### Problem requirements
Pick out all lines with the word "username" from the records that follow.

[Data excerpts]
========
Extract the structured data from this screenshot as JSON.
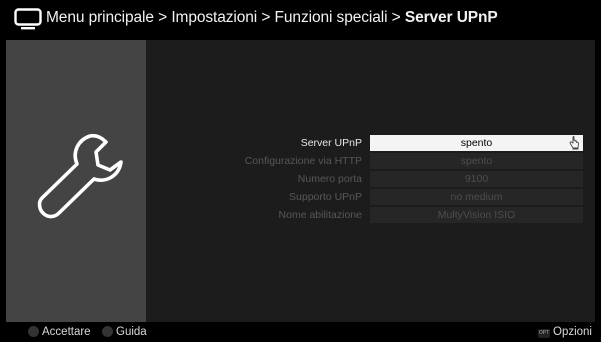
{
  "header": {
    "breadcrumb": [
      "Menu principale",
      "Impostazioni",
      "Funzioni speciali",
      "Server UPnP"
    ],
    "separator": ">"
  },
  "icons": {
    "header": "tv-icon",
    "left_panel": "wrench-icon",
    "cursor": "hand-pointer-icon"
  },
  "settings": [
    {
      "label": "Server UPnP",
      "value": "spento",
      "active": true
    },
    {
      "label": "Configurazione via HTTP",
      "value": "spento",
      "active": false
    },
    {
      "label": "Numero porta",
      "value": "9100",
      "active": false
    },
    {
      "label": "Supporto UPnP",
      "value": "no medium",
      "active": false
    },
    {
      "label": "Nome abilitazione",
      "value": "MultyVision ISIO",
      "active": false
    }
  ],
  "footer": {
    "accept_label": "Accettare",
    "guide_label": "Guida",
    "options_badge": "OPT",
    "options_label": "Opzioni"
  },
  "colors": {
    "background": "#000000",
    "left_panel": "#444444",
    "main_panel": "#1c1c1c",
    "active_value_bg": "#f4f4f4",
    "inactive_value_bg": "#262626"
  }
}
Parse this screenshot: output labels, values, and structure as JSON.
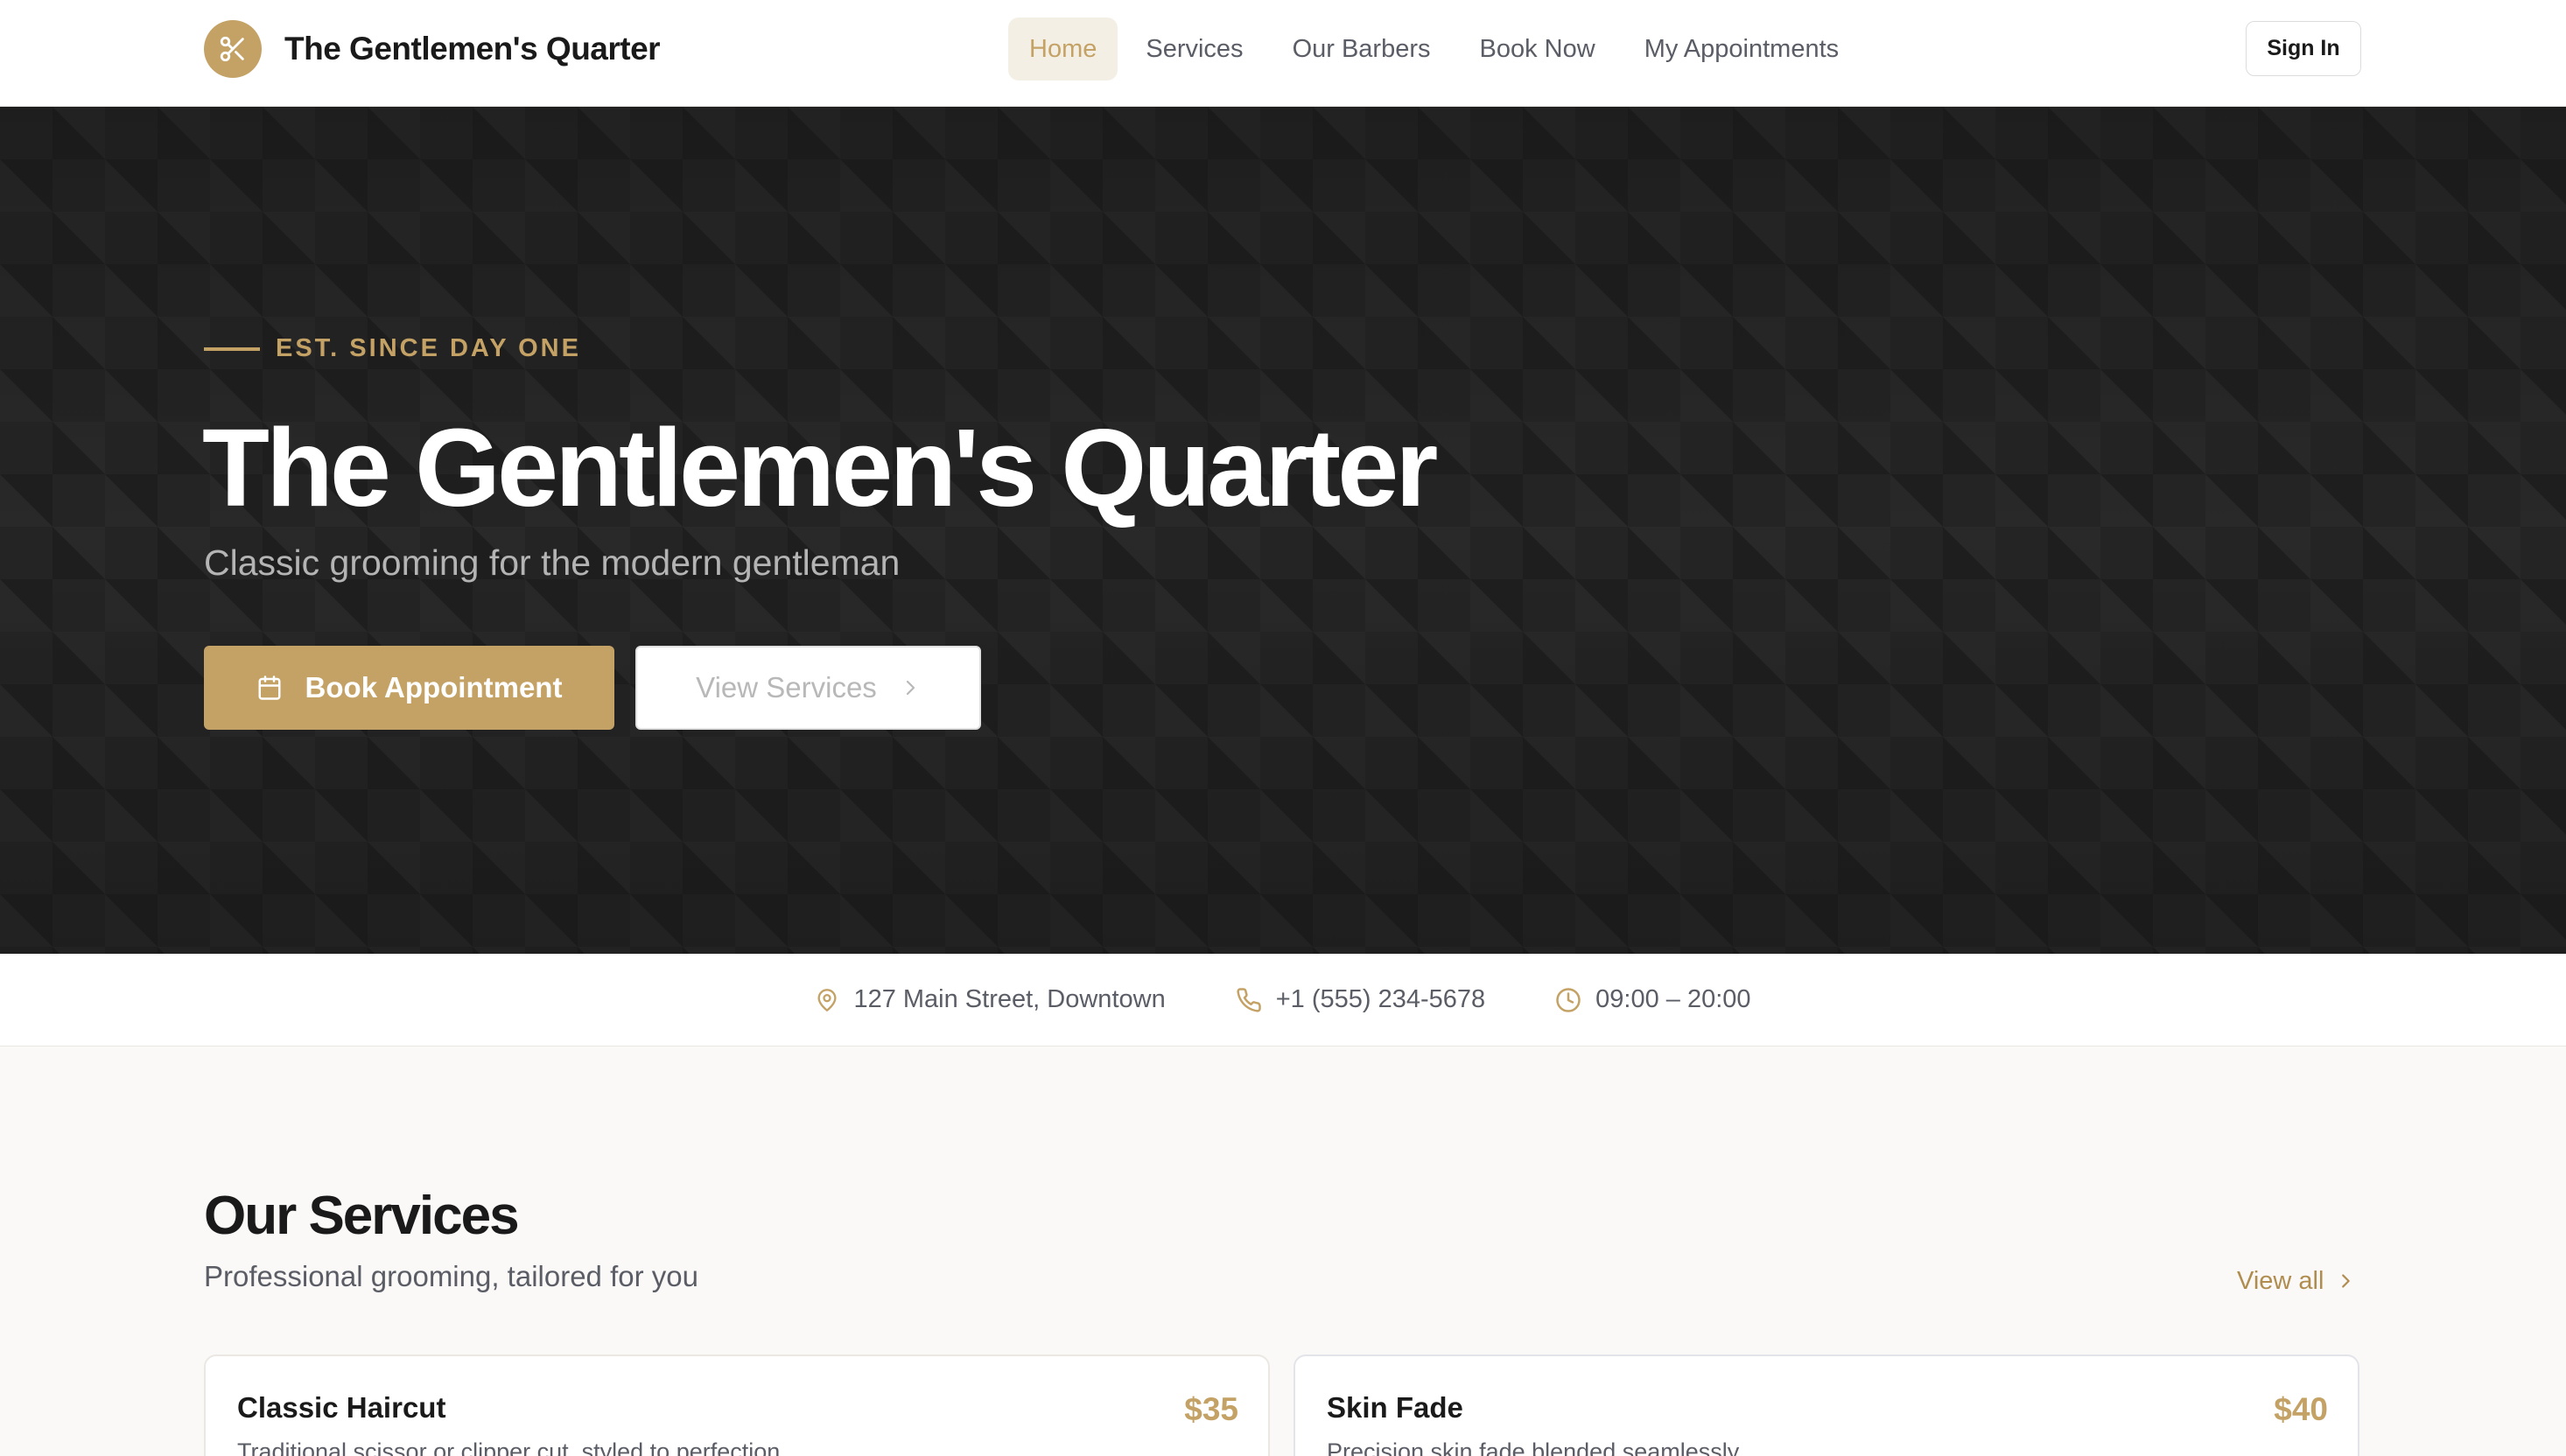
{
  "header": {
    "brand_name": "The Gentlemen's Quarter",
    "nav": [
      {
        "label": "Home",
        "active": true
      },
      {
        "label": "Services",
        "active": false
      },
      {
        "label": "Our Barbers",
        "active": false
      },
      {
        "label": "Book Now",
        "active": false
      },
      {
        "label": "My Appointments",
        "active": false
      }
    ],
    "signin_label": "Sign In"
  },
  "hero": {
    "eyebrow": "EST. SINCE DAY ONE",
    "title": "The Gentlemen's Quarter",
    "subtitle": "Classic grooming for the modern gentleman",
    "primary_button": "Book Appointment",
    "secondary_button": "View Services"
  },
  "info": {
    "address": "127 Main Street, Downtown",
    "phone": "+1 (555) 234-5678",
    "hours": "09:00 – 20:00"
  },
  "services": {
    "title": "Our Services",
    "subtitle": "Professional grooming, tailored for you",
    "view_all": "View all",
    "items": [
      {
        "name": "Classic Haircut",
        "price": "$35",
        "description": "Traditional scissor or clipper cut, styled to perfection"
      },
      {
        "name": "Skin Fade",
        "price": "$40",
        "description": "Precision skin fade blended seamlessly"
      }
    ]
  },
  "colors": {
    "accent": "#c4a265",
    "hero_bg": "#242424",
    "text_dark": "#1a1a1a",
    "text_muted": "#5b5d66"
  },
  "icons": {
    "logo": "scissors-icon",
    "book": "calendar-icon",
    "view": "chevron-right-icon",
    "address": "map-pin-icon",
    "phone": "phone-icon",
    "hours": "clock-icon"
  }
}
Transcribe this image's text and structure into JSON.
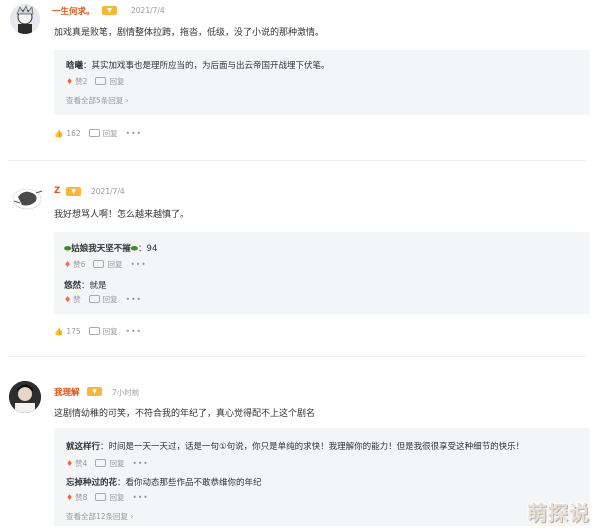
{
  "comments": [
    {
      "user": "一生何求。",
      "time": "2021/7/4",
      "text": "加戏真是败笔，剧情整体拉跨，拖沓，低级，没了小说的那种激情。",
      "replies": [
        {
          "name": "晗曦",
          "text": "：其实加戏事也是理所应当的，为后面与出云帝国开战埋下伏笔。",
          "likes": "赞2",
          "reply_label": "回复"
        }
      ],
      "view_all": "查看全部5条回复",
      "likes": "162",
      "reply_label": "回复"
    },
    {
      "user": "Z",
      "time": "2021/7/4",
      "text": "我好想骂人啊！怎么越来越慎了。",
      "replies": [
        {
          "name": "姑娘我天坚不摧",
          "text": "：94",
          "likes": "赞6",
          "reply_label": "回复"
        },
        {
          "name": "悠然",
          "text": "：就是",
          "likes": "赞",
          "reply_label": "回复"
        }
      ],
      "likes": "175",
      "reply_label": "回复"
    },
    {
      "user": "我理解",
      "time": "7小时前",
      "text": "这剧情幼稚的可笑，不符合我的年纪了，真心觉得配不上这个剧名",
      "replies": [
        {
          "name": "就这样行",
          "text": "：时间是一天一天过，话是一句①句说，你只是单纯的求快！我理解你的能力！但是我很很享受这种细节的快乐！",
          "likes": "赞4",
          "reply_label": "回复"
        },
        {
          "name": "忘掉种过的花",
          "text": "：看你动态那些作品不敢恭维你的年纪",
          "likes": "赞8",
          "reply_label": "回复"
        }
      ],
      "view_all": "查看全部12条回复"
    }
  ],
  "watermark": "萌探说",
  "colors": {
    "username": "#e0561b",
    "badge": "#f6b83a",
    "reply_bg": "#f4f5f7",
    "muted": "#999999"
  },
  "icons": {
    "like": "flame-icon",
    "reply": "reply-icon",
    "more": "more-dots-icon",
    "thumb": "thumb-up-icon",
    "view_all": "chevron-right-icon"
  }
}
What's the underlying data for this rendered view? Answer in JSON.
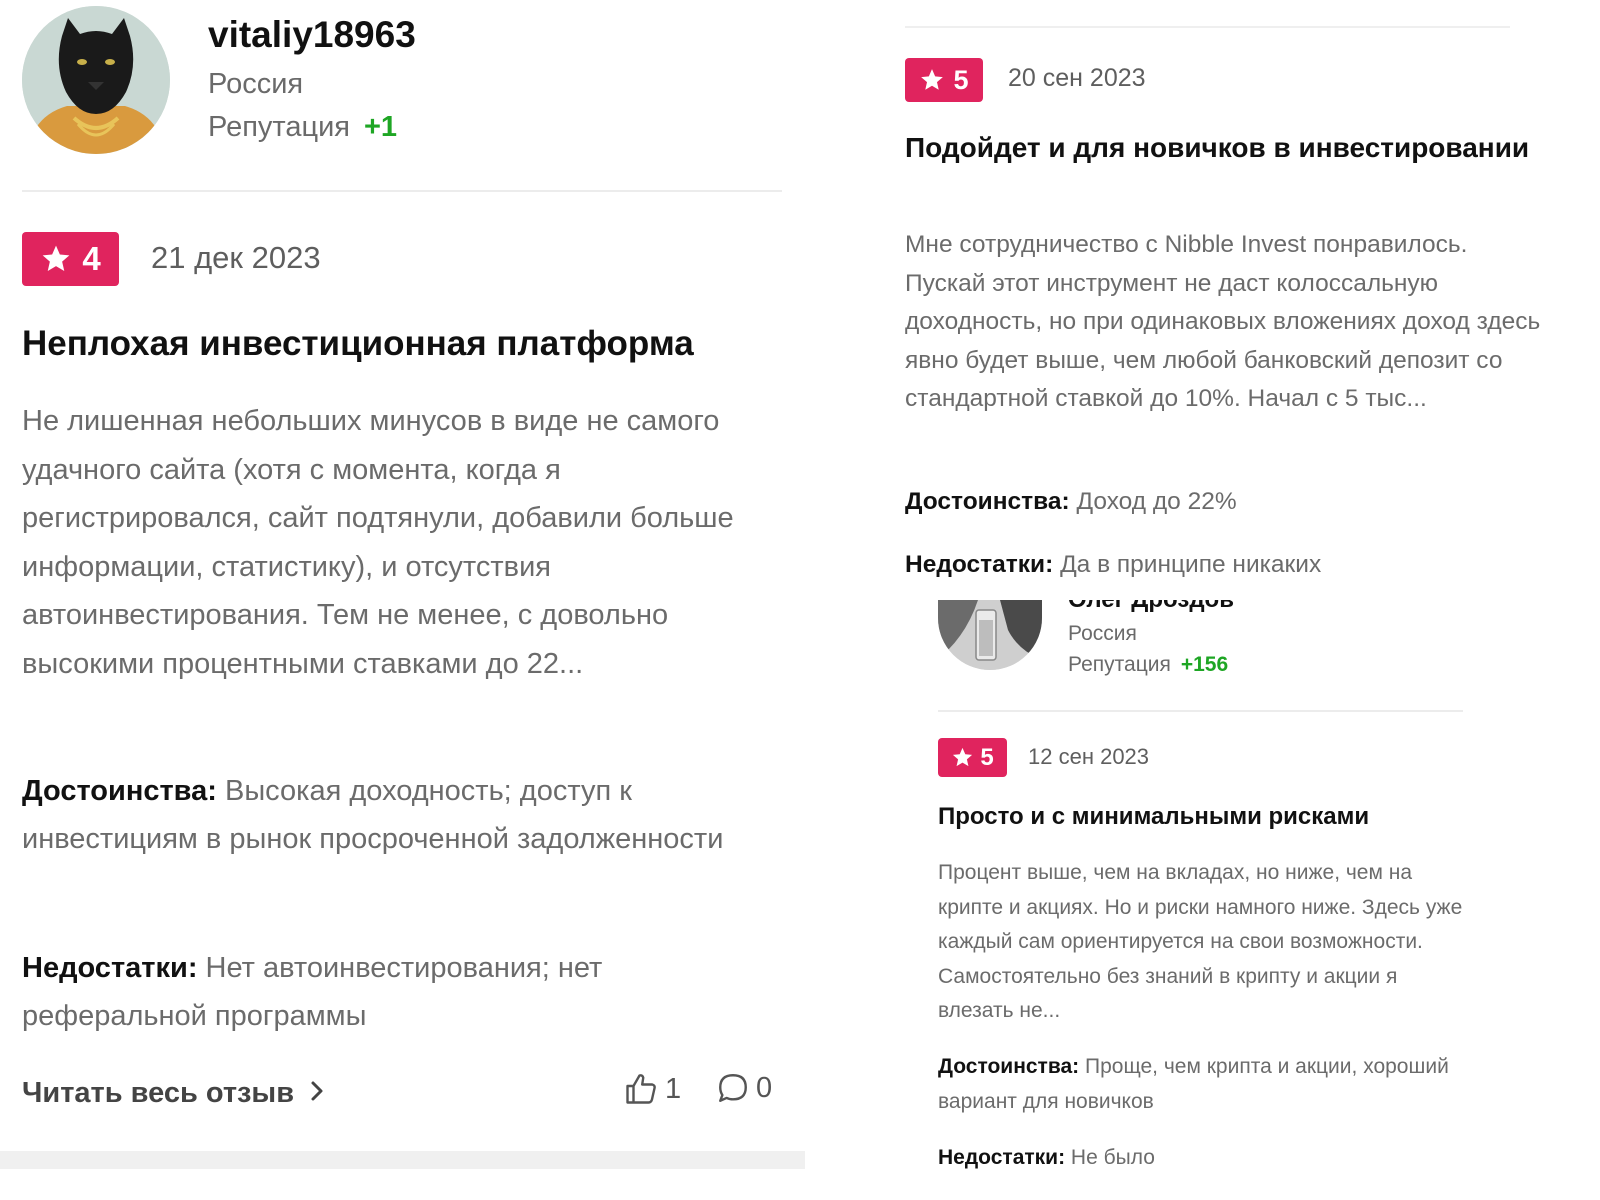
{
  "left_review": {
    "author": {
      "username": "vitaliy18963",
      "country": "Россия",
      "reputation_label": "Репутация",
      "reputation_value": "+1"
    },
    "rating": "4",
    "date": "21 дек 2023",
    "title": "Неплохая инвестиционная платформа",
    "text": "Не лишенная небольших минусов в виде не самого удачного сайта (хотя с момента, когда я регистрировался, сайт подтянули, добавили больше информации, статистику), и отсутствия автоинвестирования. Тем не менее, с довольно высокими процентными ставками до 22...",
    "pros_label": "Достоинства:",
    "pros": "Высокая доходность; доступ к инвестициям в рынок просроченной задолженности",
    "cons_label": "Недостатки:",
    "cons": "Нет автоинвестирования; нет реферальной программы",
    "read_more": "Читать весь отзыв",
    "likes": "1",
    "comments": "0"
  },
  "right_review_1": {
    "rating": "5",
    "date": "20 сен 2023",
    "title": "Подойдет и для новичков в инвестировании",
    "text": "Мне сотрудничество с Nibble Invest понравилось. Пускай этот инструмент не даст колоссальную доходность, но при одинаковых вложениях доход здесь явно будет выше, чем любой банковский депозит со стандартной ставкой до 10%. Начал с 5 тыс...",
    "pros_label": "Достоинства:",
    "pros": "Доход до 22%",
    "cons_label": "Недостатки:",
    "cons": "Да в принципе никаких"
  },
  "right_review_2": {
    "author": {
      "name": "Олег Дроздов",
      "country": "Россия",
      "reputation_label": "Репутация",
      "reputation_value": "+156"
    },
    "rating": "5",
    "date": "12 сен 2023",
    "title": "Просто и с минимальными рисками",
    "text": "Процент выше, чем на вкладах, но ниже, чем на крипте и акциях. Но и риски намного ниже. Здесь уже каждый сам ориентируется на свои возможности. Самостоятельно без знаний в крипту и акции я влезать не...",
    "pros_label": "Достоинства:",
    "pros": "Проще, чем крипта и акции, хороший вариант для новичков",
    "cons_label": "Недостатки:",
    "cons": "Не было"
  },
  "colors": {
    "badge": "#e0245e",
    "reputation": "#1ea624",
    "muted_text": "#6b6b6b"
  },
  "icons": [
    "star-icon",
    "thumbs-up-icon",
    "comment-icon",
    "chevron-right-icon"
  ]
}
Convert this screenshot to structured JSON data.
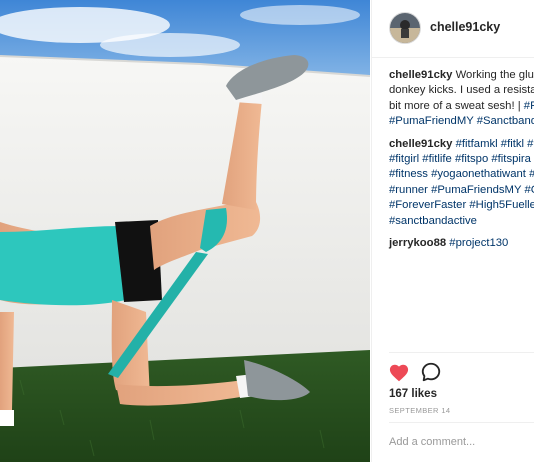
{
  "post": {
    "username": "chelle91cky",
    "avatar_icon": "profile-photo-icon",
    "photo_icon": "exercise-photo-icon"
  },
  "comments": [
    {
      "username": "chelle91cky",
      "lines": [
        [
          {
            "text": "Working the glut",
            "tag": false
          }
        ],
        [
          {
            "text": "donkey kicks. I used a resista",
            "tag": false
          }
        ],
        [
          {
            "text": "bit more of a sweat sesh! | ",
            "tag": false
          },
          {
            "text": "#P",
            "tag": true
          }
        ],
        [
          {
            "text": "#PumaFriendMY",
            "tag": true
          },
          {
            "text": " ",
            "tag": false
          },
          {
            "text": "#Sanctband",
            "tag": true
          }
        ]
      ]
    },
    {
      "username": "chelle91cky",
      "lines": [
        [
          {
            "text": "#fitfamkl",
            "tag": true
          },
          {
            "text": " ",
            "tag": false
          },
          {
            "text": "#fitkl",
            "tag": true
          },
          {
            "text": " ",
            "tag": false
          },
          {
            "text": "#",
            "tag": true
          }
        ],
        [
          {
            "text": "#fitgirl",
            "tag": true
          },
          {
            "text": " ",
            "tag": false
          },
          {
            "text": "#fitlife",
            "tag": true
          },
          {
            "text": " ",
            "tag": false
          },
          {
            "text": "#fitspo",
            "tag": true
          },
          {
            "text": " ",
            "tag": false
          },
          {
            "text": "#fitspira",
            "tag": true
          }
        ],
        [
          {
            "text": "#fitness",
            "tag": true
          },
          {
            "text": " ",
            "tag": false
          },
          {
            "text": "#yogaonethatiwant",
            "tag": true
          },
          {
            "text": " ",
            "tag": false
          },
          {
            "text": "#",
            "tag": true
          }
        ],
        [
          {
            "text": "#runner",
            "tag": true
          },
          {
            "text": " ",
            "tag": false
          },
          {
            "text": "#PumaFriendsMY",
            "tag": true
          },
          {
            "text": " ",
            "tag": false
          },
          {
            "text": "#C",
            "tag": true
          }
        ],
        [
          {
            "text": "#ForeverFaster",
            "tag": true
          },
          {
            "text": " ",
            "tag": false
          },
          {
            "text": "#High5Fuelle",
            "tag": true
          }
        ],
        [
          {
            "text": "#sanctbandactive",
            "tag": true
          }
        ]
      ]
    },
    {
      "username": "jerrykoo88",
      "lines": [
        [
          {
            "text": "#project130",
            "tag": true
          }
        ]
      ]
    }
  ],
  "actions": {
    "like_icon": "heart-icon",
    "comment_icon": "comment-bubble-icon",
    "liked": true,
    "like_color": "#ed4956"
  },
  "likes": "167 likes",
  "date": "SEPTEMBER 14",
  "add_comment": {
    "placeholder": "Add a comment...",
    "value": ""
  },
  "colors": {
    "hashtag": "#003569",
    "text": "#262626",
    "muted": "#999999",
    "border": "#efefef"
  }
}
========
### The result
    "username": "#e0561b",
      "username": "vitaliy18963",
    "username": "chelle91cky",
      "username": "chelle91cky",
      "username": "chelle91cky",
      "username": "jerrykoo88",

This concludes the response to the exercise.